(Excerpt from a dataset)

==*==

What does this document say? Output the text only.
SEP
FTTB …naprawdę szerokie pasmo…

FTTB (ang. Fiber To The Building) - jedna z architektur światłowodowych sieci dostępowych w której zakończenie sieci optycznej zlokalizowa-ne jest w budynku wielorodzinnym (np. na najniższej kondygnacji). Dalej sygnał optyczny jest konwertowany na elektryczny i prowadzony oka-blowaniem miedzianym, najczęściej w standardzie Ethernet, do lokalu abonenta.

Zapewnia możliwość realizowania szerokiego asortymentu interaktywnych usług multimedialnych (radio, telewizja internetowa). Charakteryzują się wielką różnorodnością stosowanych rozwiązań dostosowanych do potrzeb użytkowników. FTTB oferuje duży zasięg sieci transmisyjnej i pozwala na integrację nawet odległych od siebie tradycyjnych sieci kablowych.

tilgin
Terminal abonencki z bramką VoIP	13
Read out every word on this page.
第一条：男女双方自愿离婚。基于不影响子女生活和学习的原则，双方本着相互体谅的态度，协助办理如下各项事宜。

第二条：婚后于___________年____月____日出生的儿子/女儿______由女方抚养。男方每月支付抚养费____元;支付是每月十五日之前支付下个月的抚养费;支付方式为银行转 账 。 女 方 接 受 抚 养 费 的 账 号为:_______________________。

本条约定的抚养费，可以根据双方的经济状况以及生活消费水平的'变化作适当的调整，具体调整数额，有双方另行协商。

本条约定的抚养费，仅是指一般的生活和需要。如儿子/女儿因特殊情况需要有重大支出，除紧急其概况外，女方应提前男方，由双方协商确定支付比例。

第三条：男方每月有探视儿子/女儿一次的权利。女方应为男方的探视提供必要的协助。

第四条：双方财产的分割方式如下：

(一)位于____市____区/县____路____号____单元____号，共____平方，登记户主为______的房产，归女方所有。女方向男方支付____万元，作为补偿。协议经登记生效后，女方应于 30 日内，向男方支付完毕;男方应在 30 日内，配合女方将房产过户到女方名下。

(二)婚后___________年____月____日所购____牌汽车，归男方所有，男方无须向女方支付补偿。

==*==

Task directions: The entries above must be returned in full, exactly as shown.

Exercise solution:
What does this document say? Output the text only.
SEP
FTTB …naprawdę szerokie pasmo…

FTTB (ang. Fiber To The Building) - jedna z architektur światłowodowych sieci dostępowych w której zakończenie sieci optycznej zlokalizowa-ne jest w budynku wielorodzinnym (np. na najniższej kondygnacji). Dalej sygnał optyczny jest konwertowany na elektryczny i prowadzony oka-blowaniem miedzianym, najczęściej w standardzie Ethernet, do lokalu abonenta.

Zapewnia możliwość realizowania szerokiego asortymentu interaktywnych usług multimedialnych (radio, telewizja internetowa). Charakteryzują się wielką różnorodnością stosowanych rozwiązań dostosowanych do potrzeb użytkowników. FTTB oferuje duży zasięg sieci transmisyjnej i pozwala na integrację nawet odległych od siebie tradycyjnych sieci kablowych.

tilgin
Terminal abonencki z bramką VoIP	13
Read out every word on this page.
第一条：男女双方自愿离婚。基于不影响子女生活和学习的原则，双方本着相互体谅的态度，协助办理如下各项事宜。

第二条：婚后于___________年____月____日出生的儿子/女儿______由女方抚养。男方每月支付抚养费____元;支付是每月十五日之前支付下个月的抚养费;支付方式为银行转 账 。 女 方 接 受 抚 养 费 的 账 号为:_______________________。

本条约定的抚养费，可以根据双方的经济状况以及生活消费水平的'变化作适当的调整，具体调整数额，有双方另行协商。

本条约定的抚养费，仅是指一般的生活和需要。如儿子/女儿因特殊情况需要有重大支出，除紧急其概况外，女方应提前男方，由双方协商确定支付比例。

第三条：男方每月有探视儿子/女儿一次的权利。女方应为男方的探视提供必要的协助。

第四条：双方财产的分割方式如下：

(一)位于____市____区/县____路____号____单元____号，共____平方，登记户主为______的房产，归女方所有。女方向男方支付____万元，作为补偿。协议经登记生效后，女方应于 30 日内，向男方支付完毕;男方应在 30 日内，配合女方将房产过户到女方名下。

(二)婚后___________年____月____日所购____牌汽车，归男方所有，男方无须向女方支付补偿。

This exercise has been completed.